▶ _EXERCISE DIRECTIONS_: In the records below, pick out all lines containing the word "image".

▶ _DATA SHOWN_:
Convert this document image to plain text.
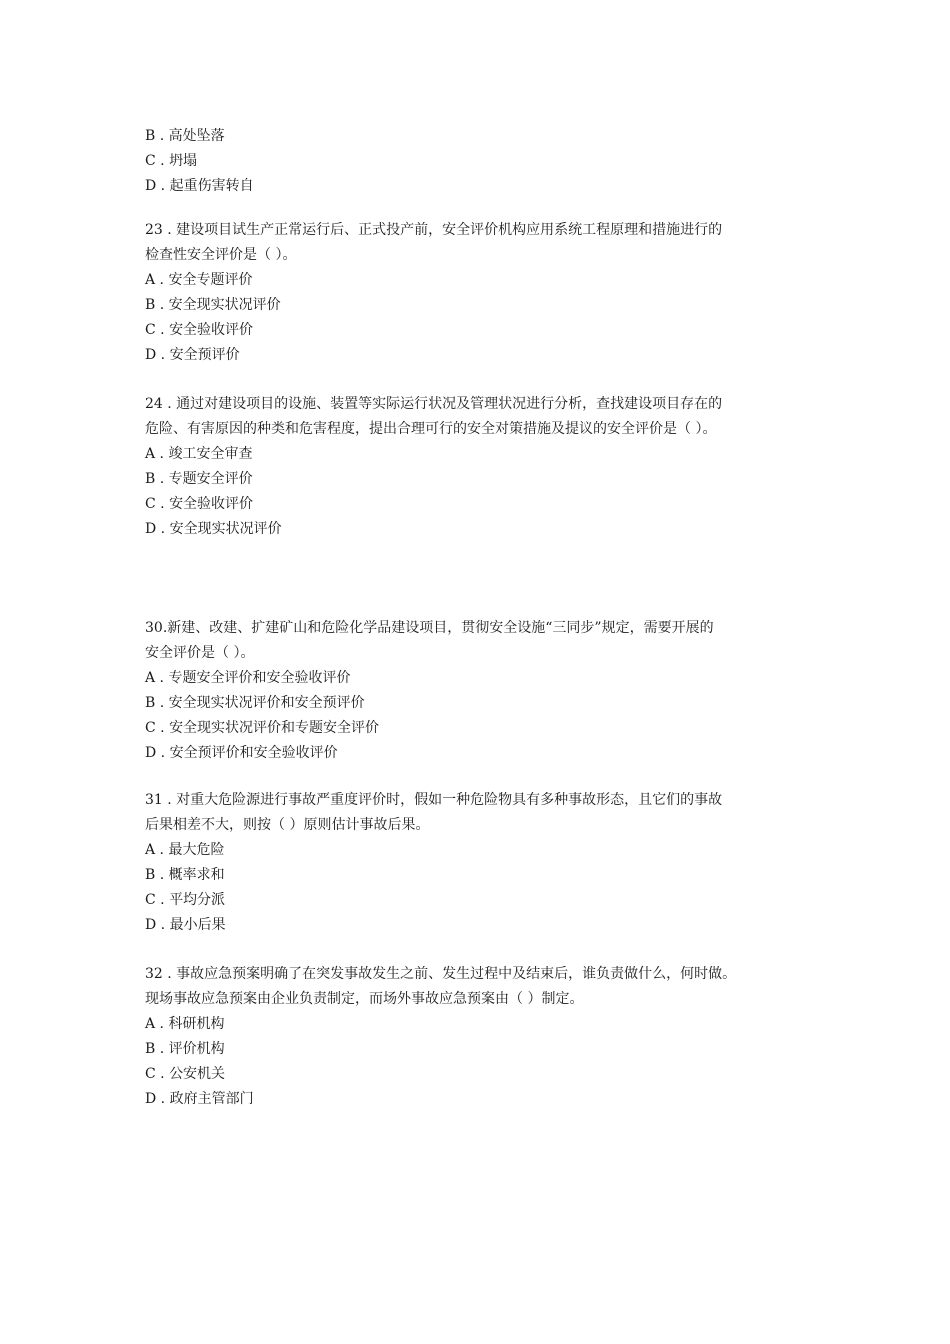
B . 高处坠落
C . 坍塌
D . 起重伤害转自
23 . 建设项目试生产正常运行后、正式投产前，安全评价机构应用系统工程原理和措施进行的
检查性安全评价是（ ）。
A . 安全专题评价
B . 安全现实状况评价
C . 安全验收评价
D . 安全预评价
24 . 通过对建设项目的设施、装置等实际运行状况及管理状况进行分析，查找建设项目存在的
危险、有害原因的种类和危害程度，提出合理可行的安全对策措施及提议的安全评价是（ ）。
A . 竣工安全审查
B . 专题安全评价
C . 安全验收评价
D . 安全现实状况评价
30.新建、改建、扩建矿山和危险化学品建设项目，贯彻安全设施“三同步”规定，需要开展的
安全评价是（ ）。
A . 专题安全评价和安全验收评价
B . 安全现实状况评价和安全预评价
C . 安全现实状况评价和专题安全评价
D . 安全预评价和安全验收评价
31 . 对重大危险源进行事故严重度评价时，假如一种危险物具有多种事故形态，且它们的事故
后果相差不大，则按（ ）原则估计事故后果。
A . 最大危险
B . 概率求和
C . 平均分派
D . 最小后果
32 . 事故应急预案明确了在突发事故发生之前、发生过程中及结束后，谁负责做什么，何时做。
现场事故应急预案由企业负责制定，而场外事故应急预案由（ ）制定。
A . 科研机构
B . 评价机构
C . 公安机关
D . 政府主管部门
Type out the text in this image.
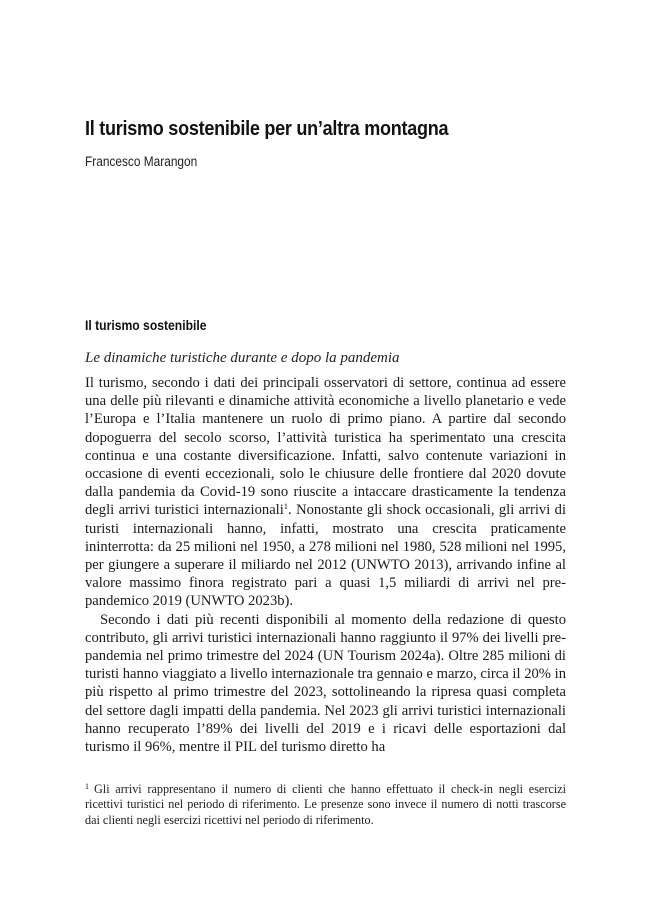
Il turismo sostenibile per un’altra montagna
Francesco Marangon
Il turismo sostenibile
Le dinamiche turistiche durante e dopo la pandemia

Il turismo, secondo i dati dei principali osservatori di settore, continua ad essere una delle più rilevanti e dinamiche attività economiche a livello planetario e vede l’Europa e l’Italia mantenere un ruolo di primo piano. A partire dal secondo dopoguerra del secolo scorso, l’attività turistica ha sperimentato una crescita continua e una costante diversificazione. Infatti, salvo contenute variazioni in occasione di eventi eccezionali, solo le chiusure delle frontiere dal 2020 dovute dalla pandemia da Covid-19 sono riuscite a intaccare drasticamente la tendenza degli arrivi turistici internazionali$^1$. Nonostante gli shock occasionali, gli arrivi di turisti internazionali hanno, infatti, mostrato una crescita praticamente ininterrotta: da 25 milioni nel 1950, a 278 milioni nel 1980, 528 milioni nel 1995, per giungere a superare il miliardo nel 2012 (UNWTO 2013), arrivando infine al valore massimo finora registrato pari a quasi 1,5 miliardi di arrivi nel pre-pandemico 2019 (UNWTO 2023b).

Secondo i dati più recenti disponibili al momento della redazione di questo contributo, gli arrivi turistici internazionali hanno raggiunto il 97% dei livelli pre-pandemia nel primo trimestre del 2024 (UN Tourism 2024a). Oltre 285 milioni di turisti hanno viaggiato a livello internazionale tra gennaio e marzo, circa il 20% in più rispetto al primo trimestre del 2023, sottolineando la ripresa quasi completa del settore dagli impatti della pandemia. Nel 2023 gli arrivi turistici internazionali hanno recuperato l’89% dei livelli del 2019 e i ricavi delle esportazioni dal turismo il 96%, mentre il PIL del turismo diretto ha

$^1$ Gli arrivi rappresentano il numero di clienti che hanno effettuato il check-in negli esercizi ricettivi turistici nel periodo di riferimento. Le presenze sono invece il numero di notti trascorse dai clienti negli esercizi ricettivi nel periodo di riferimento.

▶ _ANSWER_:
Convert this document image to plain text.
Type out the text in this image.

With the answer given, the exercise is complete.